■ **Task instructions**
Pictures stay out; everything else in the records below is copied exactly.
........
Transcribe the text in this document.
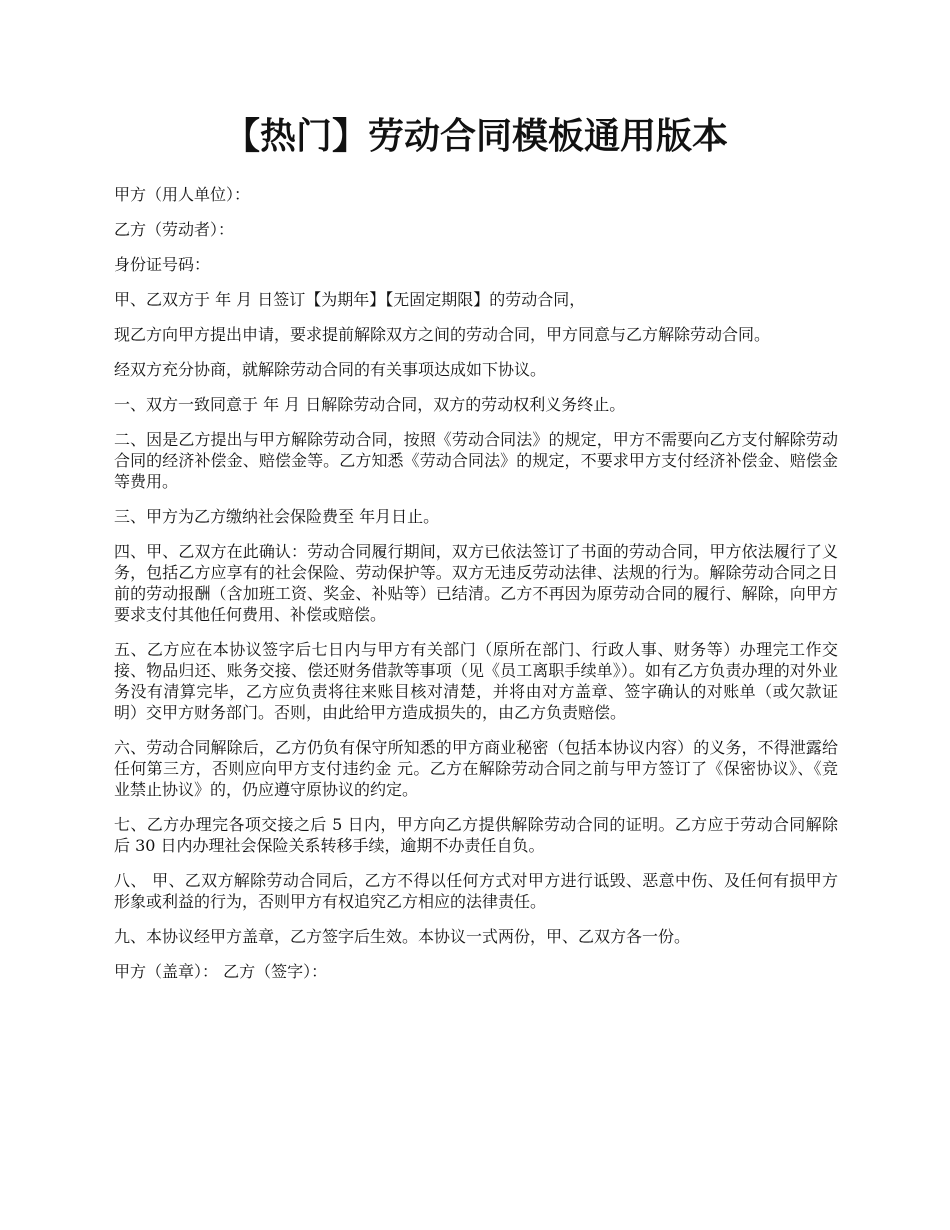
【热门】劳动合同模板通用版本

甲方（用人单位）：

乙方（劳动者）：

身份证号码：

甲、乙双方于 年 月 日签订【为期年】【无固定期限】的劳动合同，

现乙方向甲方提出申请，要求提前解除双方之间的劳动合同，甲方同意与乙方解除劳动合同。

经双方充分协商，就解除劳动合同的有关事项达成如下协议。

一、双方一致同意于 年 月 日解除劳动合同，双方的劳动权利义务终止。

二、因是乙方提出与甲方解除劳动合同，按照《劳动合同法》的规定，甲方不需要向乙方支付解除劳动合同的经济补偿金、赔偿金等。乙方知悉《劳动合同法》的规定，不要求甲方支付经济补偿金、赔偿金等费用。

三、甲方为乙方缴纳社会保险费至 年月日止。

四、甲、乙双方在此确认：劳动合同履行期间，双方已依法签订了书面的劳动合同，甲方依法履行了义务，包括乙方应享有的社会保险、劳动保护等。双方无违反劳动法律、法规的行为。解除劳动合同之日前的劳动报酬（含加班工资、奖金、补贴等）已结清。乙方不再因为原劳动合同的履行、解除，向甲方要求支付其他任何费用、补偿或赔偿。

五、乙方应在本协议签字后七日内与甲方有关部门（原所在部门、行政人事、财务等）办理完工作交接、物品归还、账务交接、偿还财务借款等事项（见《员工离职手续单》）。如有乙方负责办理的对外业务没有清算完毕，乙方应负责将往来账目核对清楚，并将由对方盖章、签字确认的对账单（或欠款证明）交甲方财务部门。否则，由此给甲方造成损失的，由乙方负责赔偿。

六、劳动合同解除后，乙方仍负有保守所知悉的甲方商业秘密（包括本协议内容）的义务，不得泄露给任何第三方，否则应向甲方支付违约金 元。乙方在解除劳动合同之前与甲方签订了《保密协议》、《竞业禁止协议》的，仍应遵守原协议的约定。

七、乙方办理完各项交接之后 5 日内，甲方向乙方提供解除劳动合同的证明。乙方应于劳动合同解除后 30 日内办理社会保险关系转移手续，逾期不办责任自负。

八、 甲、乙双方解除劳动合同后，乙方不得以任何方式对甲方进行诋毁、恶意中伤、及任何有损甲方形象或利益的行为，否则甲方有权追究乙方相应的法律责任。

九、本协议经甲方盖章，乙方签字后生效。本协议一式两份，甲、乙双方各一份。

甲方（盖章）： 乙方（签字）：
........
■ **Answer**
Transcribe the text in this document.
【热门】劳动合同模板通用版本

甲方（用人单位）：

乙方（劳动者）：

身份证号码：

甲、乙双方于 年 月 日签订【为期年】【无固定期限】的劳动合同，

现乙方向甲方提出申请，要求提前解除双方之间的劳动合同，甲方同意与乙方解除劳动合同。

经双方充分协商，就解除劳动合同的有关事项达成如下协议。

一、双方一致同意于 年 月 日解除劳动合同，双方的劳动权利义务终止。

二、因是乙方提出与甲方解除劳动合同，按照《劳动合同法》的规定，甲方不需要向乙方支付解除劳动合同的经济补偿金、赔偿金等。乙方知悉《劳动合同法》的规定，不要求甲方支付经济补偿金、赔偿金等费用。

三、甲方为乙方缴纳社会保险费至 年月日止。

四、甲、乙双方在此确认：劳动合同履行期间，双方已依法签订了书面的劳动合同，甲方依法履行了义务，包括乙方应享有的社会保险、劳动保护等。双方无违反劳动法律、法规的行为。解除劳动合同之日前的劳动报酬（含加班工资、奖金、补贴等）已结清。乙方不再因为原劳动合同的履行、解除，向甲方要求支付其他任何费用、补偿或赔偿。

五、乙方应在本协议签字后七日内与甲方有关部门（原所在部门、行政人事、财务等）办理完工作交接、物品归还、账务交接、偿还财务借款等事项（见《员工离职手续单》）。如有乙方负责办理的对外业务没有清算完毕，乙方应负责将往来账目核对清楚，并将由对方盖章、签字确认的对账单（或欠款证明）交甲方财务部门。否则，由此给甲方造成损失的，由乙方负责赔偿。

六、劳动合同解除后，乙方仍负有保守所知悉的甲方商业秘密（包括本协议内容）的义务，不得泄露给任何第三方，否则应向甲方支付违约金 元。乙方在解除劳动合同之前与甲方签订了《保密协议》、《竞业禁止协议》的，仍应遵守原协议的约定。

七、乙方办理完各项交接之后 5 日内，甲方向乙方提供解除劳动合同的证明。乙方应于劳动合同解除后 30 日内办理社会保险关系转移手续，逾期不办责任自负。

八、 甲、乙双方解除劳动合同后，乙方不得以任何方式对甲方进行诋毁、恶意中伤、及任何有损甲方形象或利益的行为，否则甲方有权追究乙方相应的法律责任。

九、本协议经甲方盖章，乙方签字后生效。本协议一式两份，甲、乙双方各一份。

甲方（盖章）： 乙方（签字）：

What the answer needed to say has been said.